[Records about charts and figures]
⟨
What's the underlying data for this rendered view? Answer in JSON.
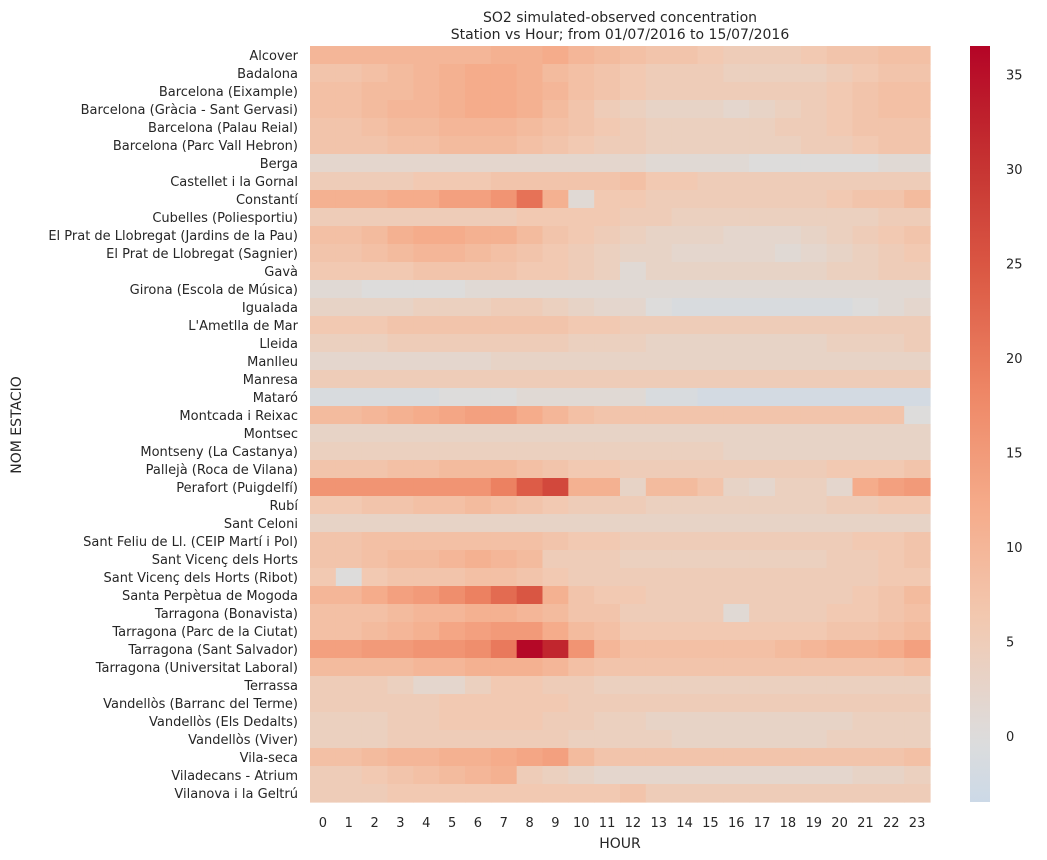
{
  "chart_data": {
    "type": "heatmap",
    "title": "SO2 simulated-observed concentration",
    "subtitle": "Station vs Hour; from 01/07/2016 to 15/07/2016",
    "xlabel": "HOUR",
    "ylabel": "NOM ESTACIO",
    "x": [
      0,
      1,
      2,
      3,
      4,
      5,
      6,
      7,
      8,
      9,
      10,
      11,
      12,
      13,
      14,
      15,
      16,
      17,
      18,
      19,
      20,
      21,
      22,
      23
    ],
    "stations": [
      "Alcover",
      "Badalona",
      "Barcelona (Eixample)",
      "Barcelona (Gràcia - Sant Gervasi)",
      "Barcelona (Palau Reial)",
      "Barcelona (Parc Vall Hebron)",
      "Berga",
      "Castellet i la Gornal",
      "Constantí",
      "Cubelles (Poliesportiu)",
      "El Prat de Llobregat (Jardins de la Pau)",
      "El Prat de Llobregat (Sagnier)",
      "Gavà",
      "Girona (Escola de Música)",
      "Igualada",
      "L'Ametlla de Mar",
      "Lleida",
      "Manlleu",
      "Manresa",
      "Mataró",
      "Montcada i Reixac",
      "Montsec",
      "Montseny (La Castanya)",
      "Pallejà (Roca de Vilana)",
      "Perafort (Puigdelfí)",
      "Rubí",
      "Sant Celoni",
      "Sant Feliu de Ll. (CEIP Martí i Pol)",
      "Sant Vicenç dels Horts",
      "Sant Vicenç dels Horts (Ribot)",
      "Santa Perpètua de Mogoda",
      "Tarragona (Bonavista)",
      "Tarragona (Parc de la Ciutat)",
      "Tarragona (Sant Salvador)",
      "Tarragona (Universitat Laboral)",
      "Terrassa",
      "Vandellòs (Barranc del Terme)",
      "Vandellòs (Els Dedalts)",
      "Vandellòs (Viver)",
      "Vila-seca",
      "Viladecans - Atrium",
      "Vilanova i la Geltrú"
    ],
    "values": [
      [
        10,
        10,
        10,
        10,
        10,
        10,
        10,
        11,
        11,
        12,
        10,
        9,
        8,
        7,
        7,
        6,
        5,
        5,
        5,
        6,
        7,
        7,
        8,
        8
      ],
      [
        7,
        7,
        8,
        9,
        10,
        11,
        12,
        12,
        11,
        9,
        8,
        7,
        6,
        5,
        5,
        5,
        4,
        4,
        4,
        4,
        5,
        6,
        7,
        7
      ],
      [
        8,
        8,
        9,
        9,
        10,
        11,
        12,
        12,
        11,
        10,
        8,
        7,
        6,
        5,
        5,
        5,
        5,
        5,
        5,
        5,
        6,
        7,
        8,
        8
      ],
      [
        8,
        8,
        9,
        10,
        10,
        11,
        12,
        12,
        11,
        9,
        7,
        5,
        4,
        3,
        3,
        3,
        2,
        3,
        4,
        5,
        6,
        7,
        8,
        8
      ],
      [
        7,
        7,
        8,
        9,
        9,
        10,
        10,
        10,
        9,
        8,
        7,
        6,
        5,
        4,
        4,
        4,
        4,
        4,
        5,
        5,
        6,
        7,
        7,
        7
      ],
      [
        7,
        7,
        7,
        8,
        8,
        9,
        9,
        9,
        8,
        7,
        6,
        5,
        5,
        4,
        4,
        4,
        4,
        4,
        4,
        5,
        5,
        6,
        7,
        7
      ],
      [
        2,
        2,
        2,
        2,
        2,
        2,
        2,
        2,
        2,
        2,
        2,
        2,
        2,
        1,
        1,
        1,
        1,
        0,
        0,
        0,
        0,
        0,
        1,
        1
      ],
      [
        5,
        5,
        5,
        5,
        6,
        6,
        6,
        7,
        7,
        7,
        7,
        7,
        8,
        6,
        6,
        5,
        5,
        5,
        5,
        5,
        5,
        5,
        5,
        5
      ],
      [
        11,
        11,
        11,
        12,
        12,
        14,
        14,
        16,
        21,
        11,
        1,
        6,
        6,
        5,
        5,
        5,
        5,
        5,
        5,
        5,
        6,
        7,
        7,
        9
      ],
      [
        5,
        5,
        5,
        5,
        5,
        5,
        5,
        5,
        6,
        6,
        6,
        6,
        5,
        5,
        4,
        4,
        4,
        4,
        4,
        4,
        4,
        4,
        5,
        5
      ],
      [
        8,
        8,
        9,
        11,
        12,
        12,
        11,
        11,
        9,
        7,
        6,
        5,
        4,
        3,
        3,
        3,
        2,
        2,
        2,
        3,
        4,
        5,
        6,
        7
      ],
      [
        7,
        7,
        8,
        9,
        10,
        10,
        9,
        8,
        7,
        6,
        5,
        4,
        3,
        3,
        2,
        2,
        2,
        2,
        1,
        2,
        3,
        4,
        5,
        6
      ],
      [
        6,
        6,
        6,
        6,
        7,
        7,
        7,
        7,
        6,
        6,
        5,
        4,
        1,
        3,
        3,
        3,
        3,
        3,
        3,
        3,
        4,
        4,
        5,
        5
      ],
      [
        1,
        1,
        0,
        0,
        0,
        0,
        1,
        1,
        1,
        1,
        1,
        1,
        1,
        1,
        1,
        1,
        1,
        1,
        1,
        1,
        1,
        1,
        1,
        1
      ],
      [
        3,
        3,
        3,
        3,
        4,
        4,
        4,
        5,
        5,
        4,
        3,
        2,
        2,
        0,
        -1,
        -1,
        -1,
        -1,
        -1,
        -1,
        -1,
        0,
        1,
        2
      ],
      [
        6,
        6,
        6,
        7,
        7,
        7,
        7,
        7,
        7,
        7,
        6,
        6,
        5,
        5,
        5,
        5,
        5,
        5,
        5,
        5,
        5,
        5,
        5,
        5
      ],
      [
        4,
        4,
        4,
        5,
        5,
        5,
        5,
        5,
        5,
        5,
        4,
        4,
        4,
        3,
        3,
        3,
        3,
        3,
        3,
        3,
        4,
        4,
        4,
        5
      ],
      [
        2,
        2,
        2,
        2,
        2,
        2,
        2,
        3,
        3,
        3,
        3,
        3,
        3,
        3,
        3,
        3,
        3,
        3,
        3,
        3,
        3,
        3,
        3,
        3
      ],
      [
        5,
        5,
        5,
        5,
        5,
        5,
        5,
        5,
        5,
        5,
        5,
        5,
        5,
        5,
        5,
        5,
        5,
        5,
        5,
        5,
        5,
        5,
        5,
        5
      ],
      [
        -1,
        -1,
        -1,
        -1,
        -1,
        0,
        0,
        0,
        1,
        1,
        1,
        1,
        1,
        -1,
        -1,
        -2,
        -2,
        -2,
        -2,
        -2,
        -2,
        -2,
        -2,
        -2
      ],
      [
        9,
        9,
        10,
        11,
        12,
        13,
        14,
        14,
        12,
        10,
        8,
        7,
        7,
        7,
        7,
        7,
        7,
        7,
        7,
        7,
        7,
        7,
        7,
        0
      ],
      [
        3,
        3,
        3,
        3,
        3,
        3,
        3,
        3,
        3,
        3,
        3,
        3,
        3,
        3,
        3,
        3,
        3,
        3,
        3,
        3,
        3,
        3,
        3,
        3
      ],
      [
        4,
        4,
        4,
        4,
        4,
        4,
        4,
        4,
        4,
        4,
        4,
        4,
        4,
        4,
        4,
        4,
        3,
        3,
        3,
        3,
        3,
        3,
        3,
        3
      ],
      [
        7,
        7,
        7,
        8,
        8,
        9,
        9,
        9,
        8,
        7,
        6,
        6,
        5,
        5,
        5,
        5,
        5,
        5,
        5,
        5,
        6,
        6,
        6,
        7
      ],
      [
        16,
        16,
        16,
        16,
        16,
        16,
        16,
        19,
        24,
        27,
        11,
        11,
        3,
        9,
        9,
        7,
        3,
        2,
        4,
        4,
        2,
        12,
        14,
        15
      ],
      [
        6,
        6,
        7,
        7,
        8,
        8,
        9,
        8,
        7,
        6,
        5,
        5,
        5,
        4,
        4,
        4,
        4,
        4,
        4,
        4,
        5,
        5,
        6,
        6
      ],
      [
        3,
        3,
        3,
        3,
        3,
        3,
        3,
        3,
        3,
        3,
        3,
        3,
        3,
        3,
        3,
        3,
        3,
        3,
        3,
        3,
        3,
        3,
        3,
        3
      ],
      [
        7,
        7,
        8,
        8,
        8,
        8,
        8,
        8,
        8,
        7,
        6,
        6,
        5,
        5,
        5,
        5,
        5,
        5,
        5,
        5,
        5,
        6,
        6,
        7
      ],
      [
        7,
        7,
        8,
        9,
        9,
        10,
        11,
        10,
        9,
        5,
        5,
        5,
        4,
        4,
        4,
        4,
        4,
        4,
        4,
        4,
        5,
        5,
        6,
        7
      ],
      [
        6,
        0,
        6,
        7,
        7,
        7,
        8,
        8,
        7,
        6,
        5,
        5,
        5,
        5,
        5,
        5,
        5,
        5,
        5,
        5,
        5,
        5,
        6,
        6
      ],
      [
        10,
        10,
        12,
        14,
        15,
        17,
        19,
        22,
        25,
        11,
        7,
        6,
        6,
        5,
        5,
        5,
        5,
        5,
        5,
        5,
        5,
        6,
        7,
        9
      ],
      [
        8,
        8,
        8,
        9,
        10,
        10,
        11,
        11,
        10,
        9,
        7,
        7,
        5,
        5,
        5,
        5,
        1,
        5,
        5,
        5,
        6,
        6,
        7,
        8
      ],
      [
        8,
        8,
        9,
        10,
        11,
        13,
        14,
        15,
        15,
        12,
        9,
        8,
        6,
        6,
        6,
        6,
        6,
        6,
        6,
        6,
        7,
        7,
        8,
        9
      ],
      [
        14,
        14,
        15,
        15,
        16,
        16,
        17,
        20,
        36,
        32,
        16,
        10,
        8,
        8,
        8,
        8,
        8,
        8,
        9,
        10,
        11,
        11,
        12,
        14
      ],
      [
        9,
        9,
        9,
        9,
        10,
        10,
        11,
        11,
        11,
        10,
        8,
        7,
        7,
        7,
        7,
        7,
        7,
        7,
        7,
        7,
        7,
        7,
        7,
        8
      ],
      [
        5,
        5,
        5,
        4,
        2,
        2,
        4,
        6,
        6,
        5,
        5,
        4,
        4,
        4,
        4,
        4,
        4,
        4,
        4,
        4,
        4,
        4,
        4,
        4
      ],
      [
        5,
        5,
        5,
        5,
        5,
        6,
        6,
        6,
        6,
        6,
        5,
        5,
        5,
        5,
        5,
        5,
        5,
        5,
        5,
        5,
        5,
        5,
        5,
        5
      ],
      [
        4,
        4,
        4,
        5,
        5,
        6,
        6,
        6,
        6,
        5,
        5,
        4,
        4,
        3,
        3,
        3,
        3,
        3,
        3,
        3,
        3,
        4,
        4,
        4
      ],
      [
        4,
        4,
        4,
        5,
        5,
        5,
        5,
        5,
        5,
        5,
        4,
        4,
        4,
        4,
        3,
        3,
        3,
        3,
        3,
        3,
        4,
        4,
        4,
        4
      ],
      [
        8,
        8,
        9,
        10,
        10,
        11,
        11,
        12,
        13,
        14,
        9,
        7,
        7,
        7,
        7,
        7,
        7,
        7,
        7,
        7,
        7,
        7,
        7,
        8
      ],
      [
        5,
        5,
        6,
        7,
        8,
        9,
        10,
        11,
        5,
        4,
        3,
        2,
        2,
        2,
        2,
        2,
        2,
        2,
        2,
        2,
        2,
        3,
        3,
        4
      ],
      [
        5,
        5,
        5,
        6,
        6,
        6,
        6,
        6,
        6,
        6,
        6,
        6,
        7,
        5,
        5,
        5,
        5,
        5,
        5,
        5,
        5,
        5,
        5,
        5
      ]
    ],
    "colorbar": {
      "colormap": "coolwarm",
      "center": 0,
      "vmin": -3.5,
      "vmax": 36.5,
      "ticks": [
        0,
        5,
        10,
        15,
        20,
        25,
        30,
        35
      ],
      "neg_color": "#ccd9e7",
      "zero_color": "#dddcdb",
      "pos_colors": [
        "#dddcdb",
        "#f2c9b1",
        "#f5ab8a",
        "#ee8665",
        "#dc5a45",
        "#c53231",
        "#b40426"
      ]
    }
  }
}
⟩
⟨
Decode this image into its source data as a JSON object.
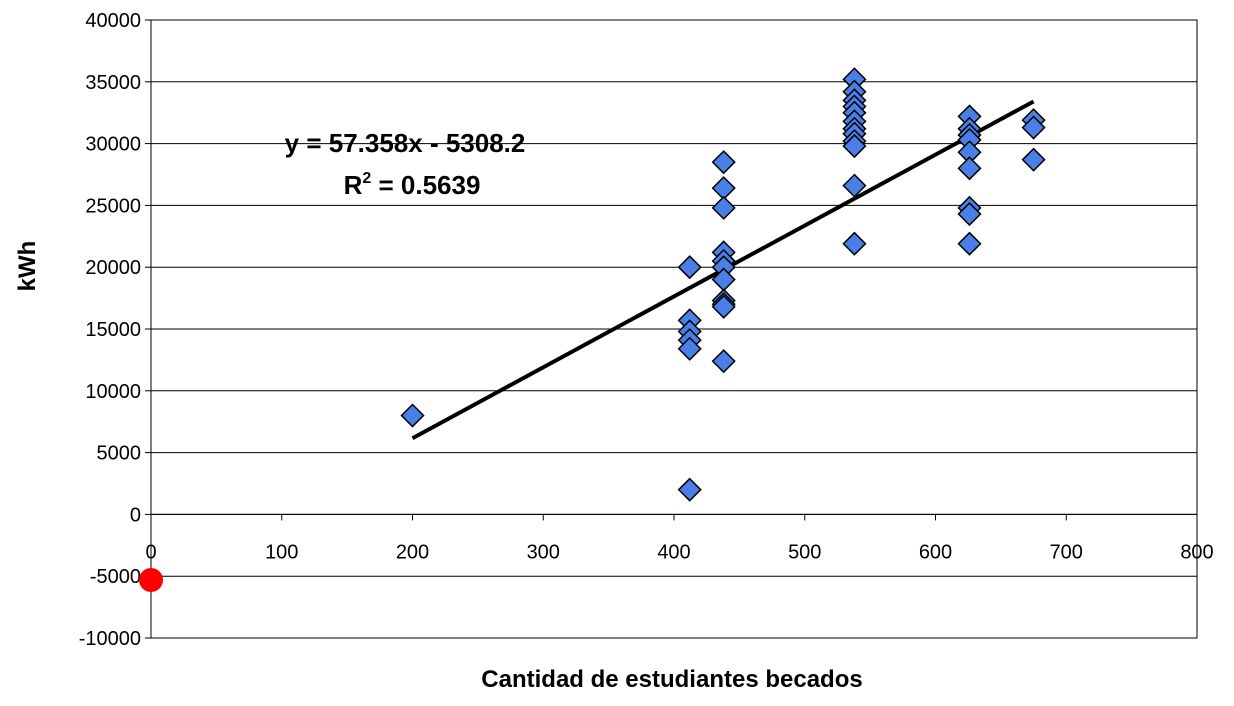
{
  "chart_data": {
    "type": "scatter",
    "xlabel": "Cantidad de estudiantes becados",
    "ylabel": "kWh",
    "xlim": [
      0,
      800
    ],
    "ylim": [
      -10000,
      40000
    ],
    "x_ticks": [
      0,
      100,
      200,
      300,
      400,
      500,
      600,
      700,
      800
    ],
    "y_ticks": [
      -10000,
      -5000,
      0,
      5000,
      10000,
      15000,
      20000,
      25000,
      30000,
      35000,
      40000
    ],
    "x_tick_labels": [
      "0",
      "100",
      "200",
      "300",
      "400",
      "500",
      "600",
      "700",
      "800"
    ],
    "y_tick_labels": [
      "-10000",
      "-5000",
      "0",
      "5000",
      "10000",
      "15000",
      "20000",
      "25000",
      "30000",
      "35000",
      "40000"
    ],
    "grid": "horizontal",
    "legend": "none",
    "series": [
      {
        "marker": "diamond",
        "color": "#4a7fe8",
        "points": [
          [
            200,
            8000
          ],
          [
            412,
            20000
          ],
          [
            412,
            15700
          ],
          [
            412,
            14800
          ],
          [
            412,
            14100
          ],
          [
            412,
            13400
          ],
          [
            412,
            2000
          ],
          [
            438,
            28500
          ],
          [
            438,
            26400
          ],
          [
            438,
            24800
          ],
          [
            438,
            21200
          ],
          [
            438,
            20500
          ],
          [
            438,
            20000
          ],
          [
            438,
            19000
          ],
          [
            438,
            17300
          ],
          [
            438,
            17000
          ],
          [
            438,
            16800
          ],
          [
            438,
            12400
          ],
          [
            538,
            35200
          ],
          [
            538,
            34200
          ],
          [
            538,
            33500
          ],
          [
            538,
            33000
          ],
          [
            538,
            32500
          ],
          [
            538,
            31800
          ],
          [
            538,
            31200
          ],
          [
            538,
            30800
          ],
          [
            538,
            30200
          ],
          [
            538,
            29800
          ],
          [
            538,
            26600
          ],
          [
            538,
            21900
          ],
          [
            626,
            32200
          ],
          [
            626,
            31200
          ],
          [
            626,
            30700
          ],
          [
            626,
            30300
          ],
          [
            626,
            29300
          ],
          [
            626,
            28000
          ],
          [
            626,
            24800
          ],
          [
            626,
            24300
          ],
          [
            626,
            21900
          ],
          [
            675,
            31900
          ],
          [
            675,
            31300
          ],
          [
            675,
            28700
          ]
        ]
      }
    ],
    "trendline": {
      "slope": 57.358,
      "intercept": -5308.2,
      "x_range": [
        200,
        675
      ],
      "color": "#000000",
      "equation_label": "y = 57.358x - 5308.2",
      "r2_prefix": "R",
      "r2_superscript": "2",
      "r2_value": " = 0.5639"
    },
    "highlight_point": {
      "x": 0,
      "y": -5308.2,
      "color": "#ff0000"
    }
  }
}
⟩
⟨
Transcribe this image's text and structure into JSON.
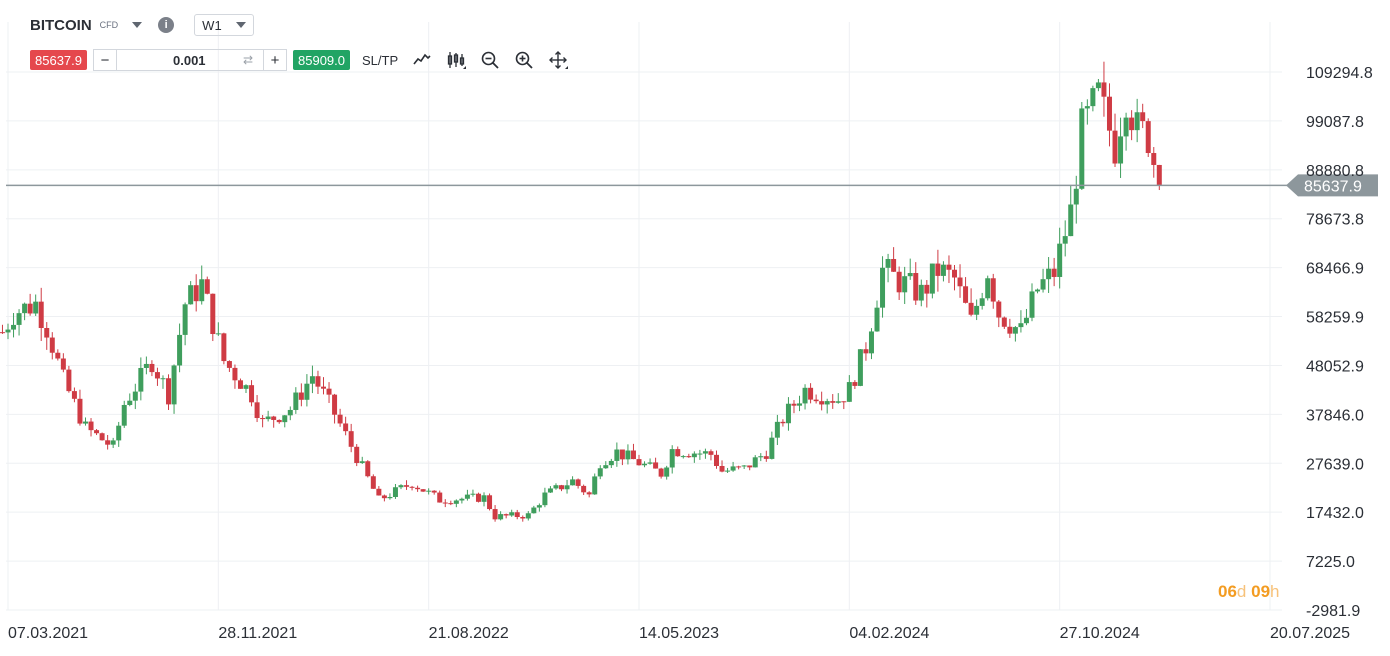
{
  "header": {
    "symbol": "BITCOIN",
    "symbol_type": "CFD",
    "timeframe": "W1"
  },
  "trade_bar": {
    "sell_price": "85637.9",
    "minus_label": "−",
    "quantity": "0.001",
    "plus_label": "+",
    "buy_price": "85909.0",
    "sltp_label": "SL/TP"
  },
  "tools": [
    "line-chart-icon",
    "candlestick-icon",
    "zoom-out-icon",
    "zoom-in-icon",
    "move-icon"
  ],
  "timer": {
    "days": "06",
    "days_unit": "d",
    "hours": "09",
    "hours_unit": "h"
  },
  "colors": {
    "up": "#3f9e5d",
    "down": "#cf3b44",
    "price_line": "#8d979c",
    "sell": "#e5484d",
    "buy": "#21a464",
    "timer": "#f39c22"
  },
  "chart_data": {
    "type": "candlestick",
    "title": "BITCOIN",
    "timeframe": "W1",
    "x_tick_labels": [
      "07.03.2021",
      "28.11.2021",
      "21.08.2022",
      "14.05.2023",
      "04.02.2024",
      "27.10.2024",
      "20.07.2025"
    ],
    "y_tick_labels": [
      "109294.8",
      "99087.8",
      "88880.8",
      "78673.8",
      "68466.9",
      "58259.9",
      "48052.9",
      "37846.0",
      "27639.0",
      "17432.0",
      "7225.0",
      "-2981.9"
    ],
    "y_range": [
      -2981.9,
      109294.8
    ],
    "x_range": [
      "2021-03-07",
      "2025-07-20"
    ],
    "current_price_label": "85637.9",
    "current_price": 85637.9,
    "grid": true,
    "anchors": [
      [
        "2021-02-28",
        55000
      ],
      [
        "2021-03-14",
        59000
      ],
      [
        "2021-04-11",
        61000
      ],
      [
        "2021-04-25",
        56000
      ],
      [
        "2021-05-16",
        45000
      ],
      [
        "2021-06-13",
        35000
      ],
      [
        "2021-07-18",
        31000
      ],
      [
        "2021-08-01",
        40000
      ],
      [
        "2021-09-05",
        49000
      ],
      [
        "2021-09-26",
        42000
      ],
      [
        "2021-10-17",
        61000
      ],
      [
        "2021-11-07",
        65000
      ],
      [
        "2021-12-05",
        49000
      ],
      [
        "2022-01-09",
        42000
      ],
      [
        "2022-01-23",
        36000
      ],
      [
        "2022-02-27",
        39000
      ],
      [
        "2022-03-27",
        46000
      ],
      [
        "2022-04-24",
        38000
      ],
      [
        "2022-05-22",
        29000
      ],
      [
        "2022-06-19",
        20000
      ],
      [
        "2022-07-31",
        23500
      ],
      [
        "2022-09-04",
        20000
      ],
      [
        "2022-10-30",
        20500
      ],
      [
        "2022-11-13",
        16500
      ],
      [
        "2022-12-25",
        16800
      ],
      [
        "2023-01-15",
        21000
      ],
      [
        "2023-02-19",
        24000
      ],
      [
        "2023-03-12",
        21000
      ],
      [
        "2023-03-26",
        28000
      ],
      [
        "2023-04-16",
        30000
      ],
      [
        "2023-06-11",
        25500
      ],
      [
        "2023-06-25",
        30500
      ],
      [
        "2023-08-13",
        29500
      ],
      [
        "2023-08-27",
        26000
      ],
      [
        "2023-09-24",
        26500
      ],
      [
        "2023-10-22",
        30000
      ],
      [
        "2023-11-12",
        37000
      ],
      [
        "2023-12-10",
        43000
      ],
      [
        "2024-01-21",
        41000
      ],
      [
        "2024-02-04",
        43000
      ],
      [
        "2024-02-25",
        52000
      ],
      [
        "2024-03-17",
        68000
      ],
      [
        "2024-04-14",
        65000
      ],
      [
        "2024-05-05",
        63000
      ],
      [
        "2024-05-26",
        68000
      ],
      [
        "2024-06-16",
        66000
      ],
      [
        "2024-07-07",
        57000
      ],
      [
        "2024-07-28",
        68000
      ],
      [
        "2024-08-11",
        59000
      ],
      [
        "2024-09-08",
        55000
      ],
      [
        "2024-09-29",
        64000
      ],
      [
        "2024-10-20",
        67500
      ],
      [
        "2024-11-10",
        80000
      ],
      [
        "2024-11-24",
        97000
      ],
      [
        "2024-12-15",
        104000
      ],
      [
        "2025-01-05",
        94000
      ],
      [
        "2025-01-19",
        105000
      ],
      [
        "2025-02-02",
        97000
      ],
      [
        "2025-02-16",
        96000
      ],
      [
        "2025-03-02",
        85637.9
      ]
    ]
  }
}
⟩
» **Problem requirements**
Copy each line in the data that holds the word "Vandellòs".

» **Response below**
      "Vandellòs (Barranc del Terme)",
      "Vandellòs (Els Dedalts)",
      "Vandellòs (Viver)",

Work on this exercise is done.